Start Text segment
As these sequences were different for different terminals, elaborate libraries such as termcap and utilities such as tput had to be created so programs could use the same API to work with any terminal. In addition, many of these terminals required sending numbers as the binary values of the characters; for some programming languages, and for systems that did not use ASCII internally, it was often difficult to turn a number into the correct character.
The ANSI standard attempted to address these problems by making a command set that all terminals would use and requiring all numeric information to be transmitted as ASCII numbers. The first standard in the series was ECMA-48, adopted in 1976. It was a continuation of a series of character coding standards, the first one being ECMA-6 from 1965, a 7-bit standard from which ISO 646 originates. The name "ANSI escape sequence" dates from 1979 when ANSI adopted ANSI X3.64. The ANSI X3L2 committee collaborated with the ECMA committee TC 1 to produce nearly identical standards. These two standards were merged into an international standard, ISO 6429. In 1994, ANSI withdrew its standard in favor of the international standard.
The first popular video terminal to support these sequences was the Digital VT100, introduced in 1978. This model was very successful in the market, which sparked a variety of VT100 clones, among the earliest and most popular of which was the much more affordable Zenith Z-19 in 1979. Others included the Qume QVT-108, Televideo TVI-970, Wyse WY-99GT as well as optional "VT100" or "VT103" or "ANSI" modes with varying degrees of compatibility on many other brands. The popularity of these gradually led to more and more software assuming the escape sequences worked, leading to almost all new terminals and emulator programs supporting them.
In 1981, ANSI X3.64 was adopted for use in the US government by FIPS publication 86. Later, the US government stopped duplicating industry standards, so FIPS pub. 86 was withdrawn.
ECMA-48 has been updated several times and is currently at its 5th edition, from 1991. It is also adopted by ISO and IEC as standard ISO/IEC 6429. A version is adopted as a Japanese Industrial Standard, as JIS X 0211.
Related standards include ITU T.61, the Teletex standard, and the ISO/IEC 8613, the Open Document Architecture standard. The two systems share many escape codes with the ANSI system, with extensions that are not necessarily meaningful to computer terminals. Both systems quickly fell into disuse, but ECMA-48 does mark the extensions used in them as reserved.

Platform support

In the early 1980s, large amounts of software directly used these sequences to update screen displays. This included everything on VMS, most software designed to be portable on CP/M home computers, and even lots of Unix software as it was easier to use than the termcap libraries, such as the shell script examples below in this article.
Terminal emulators for communicating with remote machines almost always implement ANSI escape codes. This includes anything written to communicate with bulletin-board systems on home and personal computers. On Unix terminal emulators such as xterm also can communicate with software running on the same machine, and thus software running in X11 under a terminal emulator could assume the ability to write these sequences.
End Text segment
(Written request 1): Reproduce the passage on ANSI escape codes word for word, starting with "Platform support" and going on through "write these sequences.".
(Written request 2): Based on the passage on ANSI escape codes, say yes or no to each statement and quote the deciding words: (a) ECMA-48 was adopted in 1976. (b) The Zenith Z-19 cost more than the Digital VT100. (c) FIPS publication 86 is still in force.
The rows after this point are separate material.
Start Data
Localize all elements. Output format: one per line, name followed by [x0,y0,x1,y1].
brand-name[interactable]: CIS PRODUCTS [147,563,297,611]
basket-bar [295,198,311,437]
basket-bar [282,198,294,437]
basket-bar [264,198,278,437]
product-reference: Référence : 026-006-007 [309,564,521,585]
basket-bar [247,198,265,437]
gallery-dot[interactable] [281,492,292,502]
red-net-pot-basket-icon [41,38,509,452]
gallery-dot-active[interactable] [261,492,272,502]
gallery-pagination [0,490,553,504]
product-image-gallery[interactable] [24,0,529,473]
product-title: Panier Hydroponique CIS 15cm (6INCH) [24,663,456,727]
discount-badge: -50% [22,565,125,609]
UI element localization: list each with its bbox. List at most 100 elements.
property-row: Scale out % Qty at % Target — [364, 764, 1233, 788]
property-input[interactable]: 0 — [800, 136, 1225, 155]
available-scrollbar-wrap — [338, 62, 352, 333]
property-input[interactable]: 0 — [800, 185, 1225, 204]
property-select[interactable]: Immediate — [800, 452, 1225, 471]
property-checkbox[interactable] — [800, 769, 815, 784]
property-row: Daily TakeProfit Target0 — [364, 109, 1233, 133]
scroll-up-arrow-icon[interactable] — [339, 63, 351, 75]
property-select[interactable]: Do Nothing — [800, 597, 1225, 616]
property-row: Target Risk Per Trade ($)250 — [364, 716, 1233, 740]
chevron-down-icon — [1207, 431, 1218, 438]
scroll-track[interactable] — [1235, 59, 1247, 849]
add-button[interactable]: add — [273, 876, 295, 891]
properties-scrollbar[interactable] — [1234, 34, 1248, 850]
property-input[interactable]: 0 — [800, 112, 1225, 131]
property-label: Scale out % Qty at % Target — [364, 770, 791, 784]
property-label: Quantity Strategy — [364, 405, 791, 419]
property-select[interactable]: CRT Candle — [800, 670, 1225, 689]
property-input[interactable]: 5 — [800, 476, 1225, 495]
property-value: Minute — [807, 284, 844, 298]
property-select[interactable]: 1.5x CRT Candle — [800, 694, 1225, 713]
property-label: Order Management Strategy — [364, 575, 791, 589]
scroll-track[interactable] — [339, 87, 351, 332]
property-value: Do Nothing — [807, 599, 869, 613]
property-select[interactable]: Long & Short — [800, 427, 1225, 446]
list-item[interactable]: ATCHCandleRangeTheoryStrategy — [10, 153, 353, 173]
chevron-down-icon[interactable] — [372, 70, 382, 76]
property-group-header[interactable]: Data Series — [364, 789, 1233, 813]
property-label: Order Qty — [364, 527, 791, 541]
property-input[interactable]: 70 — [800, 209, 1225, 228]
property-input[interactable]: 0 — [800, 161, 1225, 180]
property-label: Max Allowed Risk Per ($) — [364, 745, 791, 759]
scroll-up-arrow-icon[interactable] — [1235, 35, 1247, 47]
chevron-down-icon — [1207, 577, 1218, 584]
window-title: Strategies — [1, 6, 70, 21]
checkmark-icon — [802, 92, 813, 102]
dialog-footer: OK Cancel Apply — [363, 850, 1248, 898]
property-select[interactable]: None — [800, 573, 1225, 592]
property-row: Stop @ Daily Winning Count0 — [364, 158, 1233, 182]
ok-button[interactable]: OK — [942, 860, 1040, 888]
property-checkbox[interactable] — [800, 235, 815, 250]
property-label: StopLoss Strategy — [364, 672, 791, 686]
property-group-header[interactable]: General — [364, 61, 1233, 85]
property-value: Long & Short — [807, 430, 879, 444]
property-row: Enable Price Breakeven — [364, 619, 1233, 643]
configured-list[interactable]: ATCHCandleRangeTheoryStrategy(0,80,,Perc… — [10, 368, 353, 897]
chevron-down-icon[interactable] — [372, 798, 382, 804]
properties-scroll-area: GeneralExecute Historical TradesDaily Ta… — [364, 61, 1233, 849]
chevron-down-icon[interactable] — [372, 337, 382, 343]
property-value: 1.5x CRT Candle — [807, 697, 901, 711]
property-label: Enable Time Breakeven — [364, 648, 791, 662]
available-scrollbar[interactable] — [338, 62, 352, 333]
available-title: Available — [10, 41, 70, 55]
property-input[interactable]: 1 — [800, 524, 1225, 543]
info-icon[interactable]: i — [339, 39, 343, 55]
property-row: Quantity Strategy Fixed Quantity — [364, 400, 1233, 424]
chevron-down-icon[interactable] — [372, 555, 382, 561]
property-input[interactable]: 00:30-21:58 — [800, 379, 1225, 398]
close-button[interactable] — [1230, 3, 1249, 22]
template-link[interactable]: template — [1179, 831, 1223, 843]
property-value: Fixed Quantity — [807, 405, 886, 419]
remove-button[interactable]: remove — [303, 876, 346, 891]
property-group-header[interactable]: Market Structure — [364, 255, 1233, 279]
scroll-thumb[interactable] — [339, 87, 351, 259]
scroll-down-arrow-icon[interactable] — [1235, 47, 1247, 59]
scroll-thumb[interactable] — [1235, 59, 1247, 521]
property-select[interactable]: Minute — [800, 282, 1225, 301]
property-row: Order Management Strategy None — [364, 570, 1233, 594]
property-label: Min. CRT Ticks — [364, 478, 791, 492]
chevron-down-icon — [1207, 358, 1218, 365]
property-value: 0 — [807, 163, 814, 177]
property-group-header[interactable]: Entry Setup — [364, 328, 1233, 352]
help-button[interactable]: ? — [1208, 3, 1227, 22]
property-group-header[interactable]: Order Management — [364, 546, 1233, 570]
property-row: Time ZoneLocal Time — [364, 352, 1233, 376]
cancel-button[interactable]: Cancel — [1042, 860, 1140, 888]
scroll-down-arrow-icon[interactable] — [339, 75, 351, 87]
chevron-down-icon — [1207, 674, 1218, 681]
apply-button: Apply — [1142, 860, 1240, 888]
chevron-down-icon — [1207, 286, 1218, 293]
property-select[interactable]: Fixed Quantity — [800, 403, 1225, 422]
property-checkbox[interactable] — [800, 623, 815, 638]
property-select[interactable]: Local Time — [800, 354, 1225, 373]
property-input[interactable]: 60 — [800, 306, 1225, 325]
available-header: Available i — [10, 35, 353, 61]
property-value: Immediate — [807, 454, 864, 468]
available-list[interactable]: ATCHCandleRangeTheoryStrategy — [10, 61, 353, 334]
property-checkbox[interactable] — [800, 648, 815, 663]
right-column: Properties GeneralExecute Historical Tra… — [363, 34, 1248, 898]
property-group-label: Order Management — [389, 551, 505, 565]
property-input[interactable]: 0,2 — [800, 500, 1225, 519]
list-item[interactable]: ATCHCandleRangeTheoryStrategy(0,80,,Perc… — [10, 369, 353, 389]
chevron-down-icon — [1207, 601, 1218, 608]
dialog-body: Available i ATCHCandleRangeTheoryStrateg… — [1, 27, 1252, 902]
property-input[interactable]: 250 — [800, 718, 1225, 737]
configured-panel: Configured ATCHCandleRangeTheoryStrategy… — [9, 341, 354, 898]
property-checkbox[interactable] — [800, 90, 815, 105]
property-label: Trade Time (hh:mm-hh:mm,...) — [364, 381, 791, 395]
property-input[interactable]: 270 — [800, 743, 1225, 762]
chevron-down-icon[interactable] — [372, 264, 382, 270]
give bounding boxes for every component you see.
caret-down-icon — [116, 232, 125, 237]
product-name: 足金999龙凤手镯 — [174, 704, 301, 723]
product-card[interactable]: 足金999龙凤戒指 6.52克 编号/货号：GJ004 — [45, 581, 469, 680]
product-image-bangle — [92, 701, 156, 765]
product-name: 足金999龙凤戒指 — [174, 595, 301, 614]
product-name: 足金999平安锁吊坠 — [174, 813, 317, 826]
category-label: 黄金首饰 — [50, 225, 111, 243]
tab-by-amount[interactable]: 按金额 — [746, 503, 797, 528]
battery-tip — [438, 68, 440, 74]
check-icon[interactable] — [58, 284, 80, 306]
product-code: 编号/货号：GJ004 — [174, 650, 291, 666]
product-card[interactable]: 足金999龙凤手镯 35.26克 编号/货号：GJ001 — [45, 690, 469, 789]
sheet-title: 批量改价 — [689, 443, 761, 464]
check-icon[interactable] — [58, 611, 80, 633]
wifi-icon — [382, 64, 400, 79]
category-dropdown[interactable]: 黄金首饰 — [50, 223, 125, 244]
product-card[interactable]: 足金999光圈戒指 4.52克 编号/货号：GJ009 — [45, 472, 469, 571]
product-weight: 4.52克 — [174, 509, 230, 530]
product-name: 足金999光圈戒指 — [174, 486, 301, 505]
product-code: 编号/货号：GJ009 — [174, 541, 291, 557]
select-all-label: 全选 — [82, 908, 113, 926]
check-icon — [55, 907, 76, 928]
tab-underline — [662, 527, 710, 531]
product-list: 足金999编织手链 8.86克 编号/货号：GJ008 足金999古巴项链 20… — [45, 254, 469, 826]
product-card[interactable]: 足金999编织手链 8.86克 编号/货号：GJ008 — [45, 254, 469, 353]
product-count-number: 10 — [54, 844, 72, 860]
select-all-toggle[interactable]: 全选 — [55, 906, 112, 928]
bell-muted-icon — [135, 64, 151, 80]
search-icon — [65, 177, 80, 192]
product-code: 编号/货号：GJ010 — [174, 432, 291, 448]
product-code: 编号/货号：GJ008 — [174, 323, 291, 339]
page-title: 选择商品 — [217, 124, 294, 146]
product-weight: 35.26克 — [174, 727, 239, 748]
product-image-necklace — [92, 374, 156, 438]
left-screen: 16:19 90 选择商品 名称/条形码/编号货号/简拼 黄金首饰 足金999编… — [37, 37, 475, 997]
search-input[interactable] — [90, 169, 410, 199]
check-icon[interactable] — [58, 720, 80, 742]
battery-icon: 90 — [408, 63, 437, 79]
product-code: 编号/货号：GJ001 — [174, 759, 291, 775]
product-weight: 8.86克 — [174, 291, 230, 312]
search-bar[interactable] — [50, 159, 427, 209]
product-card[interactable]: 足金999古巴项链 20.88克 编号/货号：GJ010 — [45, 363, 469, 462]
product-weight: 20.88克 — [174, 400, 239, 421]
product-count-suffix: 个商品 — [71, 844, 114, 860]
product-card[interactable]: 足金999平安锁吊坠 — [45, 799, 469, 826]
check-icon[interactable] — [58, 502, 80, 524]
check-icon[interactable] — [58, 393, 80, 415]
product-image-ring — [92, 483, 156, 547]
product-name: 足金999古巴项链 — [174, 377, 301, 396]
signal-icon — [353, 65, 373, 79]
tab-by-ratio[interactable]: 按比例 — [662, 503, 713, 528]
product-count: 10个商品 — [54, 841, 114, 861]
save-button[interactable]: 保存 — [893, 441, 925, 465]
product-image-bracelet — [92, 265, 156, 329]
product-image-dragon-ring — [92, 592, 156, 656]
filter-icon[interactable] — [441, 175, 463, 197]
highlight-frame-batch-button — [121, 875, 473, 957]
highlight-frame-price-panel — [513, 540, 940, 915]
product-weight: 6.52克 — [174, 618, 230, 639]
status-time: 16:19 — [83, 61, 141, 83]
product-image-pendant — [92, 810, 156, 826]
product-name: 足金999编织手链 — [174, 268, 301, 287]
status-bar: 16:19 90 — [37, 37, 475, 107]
End Data
(Exercise solution 1):
Platform support

In the early 1980s, large amounts of software directly used these sequences to update screen displays. This included everything on VMS, most software designed to be portable on CP/M home computers, and even lots of Unix software as it was easier to use than the termcap libraries, such as the shell script examples below in this article.
Terminal emulators for communicating with remote machines almost always implement ANSI escape codes. This includes anything written to communicate with bulletin-board systems on home and personal computers. On Unix terminal emulators such as xterm also can communicate with software running on the same machine, and thus software running in X11 under a terminal emulator could assume the ability to write these sequences.

(Exercise solution 2):
(a) Yes: "The first standard in the series was ECMA-48, adopted in 1976."
(b) No: "the much more affordable Zenith Z-19 in 1979"
(c) No: "so FIPS pub. 86 was withdrawn."